Direction> Check each line of the material. Copy those containing "Ediciones".
[START Record extracts]
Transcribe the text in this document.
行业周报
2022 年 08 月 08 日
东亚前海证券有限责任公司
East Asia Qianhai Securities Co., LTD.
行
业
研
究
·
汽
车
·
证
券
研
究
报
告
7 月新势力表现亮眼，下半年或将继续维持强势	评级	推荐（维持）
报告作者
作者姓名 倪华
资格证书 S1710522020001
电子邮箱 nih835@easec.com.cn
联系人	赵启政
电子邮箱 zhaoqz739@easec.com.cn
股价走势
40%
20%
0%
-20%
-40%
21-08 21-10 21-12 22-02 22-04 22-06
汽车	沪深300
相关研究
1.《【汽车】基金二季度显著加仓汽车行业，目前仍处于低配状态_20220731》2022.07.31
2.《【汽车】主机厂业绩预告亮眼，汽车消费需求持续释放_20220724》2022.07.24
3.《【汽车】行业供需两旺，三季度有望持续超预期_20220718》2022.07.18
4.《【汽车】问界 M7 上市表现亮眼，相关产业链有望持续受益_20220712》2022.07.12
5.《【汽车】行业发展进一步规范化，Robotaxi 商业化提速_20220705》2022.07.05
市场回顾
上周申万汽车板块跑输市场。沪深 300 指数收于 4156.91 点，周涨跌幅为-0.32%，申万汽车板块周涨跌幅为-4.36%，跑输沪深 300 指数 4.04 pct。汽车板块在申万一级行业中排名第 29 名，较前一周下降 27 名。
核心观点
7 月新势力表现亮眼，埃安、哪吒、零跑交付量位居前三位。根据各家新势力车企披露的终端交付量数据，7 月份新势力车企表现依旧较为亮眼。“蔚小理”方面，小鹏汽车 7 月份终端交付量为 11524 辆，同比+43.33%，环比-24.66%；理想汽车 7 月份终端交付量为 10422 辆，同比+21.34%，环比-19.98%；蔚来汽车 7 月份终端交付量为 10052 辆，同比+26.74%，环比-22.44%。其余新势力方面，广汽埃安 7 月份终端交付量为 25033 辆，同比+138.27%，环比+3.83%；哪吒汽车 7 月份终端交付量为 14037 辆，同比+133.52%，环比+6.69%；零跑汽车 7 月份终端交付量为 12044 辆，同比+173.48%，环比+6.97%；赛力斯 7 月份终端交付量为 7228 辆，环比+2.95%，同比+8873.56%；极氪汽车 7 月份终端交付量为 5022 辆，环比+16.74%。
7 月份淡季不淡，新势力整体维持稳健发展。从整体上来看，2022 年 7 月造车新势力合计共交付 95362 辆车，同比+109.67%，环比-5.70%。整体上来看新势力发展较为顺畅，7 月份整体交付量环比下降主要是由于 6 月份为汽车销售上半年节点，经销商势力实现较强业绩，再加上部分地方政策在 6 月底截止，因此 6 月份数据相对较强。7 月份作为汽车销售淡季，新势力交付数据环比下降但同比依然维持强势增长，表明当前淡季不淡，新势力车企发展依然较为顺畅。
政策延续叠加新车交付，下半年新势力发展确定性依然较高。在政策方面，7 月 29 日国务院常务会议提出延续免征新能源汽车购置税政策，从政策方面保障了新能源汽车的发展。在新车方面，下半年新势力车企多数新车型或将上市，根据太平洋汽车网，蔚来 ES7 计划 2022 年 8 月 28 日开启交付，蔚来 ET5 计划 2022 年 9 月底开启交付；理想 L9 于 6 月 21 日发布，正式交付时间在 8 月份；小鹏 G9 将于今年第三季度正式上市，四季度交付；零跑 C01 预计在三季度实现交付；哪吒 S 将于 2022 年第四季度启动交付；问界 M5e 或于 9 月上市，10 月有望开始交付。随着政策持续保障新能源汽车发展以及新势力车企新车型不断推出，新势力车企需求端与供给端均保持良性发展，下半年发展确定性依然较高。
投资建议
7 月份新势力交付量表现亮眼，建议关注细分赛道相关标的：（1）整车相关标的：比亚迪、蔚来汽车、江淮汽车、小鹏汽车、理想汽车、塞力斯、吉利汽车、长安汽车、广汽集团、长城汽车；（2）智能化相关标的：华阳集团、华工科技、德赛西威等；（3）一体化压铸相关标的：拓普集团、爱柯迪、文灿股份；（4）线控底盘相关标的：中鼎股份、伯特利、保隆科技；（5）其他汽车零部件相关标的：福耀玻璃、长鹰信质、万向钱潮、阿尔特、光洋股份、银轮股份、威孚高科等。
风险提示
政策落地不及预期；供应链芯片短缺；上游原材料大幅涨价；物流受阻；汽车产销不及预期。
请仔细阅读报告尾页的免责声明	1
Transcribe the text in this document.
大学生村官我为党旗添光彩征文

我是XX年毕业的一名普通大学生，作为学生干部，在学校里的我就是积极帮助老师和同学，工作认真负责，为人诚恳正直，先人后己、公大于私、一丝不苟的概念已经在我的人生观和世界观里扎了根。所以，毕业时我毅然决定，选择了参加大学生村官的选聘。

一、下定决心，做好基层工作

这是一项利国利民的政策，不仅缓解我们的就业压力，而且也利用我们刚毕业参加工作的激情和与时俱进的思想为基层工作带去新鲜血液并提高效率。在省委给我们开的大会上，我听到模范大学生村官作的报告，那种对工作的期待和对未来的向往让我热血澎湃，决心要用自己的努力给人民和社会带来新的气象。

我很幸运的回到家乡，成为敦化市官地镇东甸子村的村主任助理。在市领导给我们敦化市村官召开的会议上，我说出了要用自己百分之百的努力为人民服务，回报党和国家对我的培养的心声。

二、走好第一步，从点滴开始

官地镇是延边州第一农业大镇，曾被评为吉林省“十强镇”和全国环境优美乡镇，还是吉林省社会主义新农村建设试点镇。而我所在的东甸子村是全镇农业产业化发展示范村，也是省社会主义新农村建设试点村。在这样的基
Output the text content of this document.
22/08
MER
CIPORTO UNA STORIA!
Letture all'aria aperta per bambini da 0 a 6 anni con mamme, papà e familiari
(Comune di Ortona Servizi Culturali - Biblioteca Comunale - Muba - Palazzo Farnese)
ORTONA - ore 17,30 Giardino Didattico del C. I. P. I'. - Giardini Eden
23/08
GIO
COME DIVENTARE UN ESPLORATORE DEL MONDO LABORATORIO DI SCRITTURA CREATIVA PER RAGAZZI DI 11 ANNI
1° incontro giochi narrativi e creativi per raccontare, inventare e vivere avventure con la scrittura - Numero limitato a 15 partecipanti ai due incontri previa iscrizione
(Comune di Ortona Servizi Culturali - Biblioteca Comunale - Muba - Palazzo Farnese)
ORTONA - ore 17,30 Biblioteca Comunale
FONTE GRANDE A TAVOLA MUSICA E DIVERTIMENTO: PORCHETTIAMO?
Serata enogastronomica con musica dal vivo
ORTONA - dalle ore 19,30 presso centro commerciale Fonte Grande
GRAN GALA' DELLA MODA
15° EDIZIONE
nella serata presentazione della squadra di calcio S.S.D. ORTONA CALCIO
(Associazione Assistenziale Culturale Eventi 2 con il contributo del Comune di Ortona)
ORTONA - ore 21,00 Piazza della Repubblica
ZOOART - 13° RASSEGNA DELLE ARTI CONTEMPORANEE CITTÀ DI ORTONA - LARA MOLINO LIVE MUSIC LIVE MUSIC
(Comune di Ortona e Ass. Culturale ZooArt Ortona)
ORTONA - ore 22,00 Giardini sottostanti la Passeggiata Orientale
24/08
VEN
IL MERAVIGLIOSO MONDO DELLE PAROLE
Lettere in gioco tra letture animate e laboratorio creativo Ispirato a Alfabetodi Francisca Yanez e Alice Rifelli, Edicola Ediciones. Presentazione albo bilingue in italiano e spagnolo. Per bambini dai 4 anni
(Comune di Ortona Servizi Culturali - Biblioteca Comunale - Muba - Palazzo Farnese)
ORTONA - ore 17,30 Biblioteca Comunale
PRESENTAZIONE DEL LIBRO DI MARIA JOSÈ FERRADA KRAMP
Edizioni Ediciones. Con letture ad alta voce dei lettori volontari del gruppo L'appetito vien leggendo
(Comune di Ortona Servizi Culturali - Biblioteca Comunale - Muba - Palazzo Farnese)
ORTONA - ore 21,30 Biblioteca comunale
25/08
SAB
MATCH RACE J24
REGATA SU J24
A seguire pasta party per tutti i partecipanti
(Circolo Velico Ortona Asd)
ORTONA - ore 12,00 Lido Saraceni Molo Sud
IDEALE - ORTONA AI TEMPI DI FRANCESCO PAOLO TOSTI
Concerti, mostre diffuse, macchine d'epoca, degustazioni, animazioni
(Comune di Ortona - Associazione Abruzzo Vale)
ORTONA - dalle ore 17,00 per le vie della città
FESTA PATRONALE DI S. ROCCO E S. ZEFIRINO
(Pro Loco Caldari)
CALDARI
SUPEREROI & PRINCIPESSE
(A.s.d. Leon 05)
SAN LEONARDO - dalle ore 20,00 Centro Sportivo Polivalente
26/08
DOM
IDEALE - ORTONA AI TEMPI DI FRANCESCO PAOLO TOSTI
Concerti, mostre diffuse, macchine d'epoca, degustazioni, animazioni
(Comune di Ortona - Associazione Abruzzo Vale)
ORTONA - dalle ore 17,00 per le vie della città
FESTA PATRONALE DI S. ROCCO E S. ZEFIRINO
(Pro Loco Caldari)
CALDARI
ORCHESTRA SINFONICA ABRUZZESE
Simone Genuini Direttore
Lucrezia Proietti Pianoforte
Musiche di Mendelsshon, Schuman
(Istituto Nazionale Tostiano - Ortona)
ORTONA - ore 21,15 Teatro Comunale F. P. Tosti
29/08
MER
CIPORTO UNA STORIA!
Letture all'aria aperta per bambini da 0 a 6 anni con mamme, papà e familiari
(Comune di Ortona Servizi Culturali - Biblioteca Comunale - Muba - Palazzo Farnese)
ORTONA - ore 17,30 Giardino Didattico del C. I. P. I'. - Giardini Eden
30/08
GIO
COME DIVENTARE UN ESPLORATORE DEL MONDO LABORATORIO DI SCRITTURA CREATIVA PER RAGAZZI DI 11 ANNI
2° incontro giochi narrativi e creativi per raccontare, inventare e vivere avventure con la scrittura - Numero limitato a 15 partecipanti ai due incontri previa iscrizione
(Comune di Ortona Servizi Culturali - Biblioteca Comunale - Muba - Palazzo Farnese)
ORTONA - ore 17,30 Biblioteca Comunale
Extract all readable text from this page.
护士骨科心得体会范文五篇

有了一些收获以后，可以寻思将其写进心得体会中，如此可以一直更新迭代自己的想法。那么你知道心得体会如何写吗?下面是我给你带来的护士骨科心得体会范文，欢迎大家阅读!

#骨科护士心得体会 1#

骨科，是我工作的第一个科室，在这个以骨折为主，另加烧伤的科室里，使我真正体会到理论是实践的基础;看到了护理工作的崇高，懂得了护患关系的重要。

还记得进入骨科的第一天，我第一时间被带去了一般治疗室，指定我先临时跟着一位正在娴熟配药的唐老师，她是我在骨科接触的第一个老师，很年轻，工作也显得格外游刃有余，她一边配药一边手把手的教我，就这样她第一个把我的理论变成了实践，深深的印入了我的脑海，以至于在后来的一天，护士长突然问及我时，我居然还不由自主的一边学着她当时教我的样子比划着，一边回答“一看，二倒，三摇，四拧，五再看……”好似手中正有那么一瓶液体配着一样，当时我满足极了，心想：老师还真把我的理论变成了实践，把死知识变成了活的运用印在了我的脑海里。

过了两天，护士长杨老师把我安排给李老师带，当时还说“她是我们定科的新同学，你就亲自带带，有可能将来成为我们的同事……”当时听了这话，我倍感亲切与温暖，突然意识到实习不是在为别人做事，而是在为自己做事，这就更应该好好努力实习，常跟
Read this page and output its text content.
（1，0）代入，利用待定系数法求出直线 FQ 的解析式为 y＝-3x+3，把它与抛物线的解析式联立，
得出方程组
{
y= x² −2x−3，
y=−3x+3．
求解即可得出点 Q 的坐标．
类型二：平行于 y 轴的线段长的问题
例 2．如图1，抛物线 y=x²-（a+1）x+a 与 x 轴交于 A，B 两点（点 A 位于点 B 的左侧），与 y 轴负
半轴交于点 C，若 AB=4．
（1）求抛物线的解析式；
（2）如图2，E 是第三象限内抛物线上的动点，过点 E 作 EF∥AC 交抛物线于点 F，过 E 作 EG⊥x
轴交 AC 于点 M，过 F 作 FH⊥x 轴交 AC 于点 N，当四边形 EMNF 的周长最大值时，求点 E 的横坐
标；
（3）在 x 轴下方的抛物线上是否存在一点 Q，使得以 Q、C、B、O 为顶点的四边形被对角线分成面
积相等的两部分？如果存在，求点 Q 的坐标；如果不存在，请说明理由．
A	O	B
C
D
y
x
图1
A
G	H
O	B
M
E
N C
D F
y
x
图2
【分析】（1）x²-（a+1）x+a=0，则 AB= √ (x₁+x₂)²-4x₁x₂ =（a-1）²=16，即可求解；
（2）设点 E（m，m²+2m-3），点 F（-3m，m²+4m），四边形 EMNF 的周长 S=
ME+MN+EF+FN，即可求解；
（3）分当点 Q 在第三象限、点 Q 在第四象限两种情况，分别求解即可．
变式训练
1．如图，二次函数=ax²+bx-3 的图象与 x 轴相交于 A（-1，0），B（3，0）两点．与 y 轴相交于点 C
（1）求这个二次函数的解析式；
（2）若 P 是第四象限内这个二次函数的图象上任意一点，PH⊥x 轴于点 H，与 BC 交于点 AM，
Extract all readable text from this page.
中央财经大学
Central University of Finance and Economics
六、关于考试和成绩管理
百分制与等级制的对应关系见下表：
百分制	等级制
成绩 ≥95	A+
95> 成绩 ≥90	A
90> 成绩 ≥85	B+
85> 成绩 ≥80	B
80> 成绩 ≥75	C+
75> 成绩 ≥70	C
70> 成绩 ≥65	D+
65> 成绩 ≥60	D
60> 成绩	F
[END Record extracts]
In response>
Lettere in gioco tra letture animate e laboratorio creativo Ispirato a Alfabetodi Francisca Yanez e Alice Rifelli, Edicola Ediciones. Presentazione albo bilingue in italiano e spagnolo. Per bambini dai 4 anni
Edizioni Ediciones. Con letture ad alta voce dei lettori volontari del gruppo L'appetito vien leggendo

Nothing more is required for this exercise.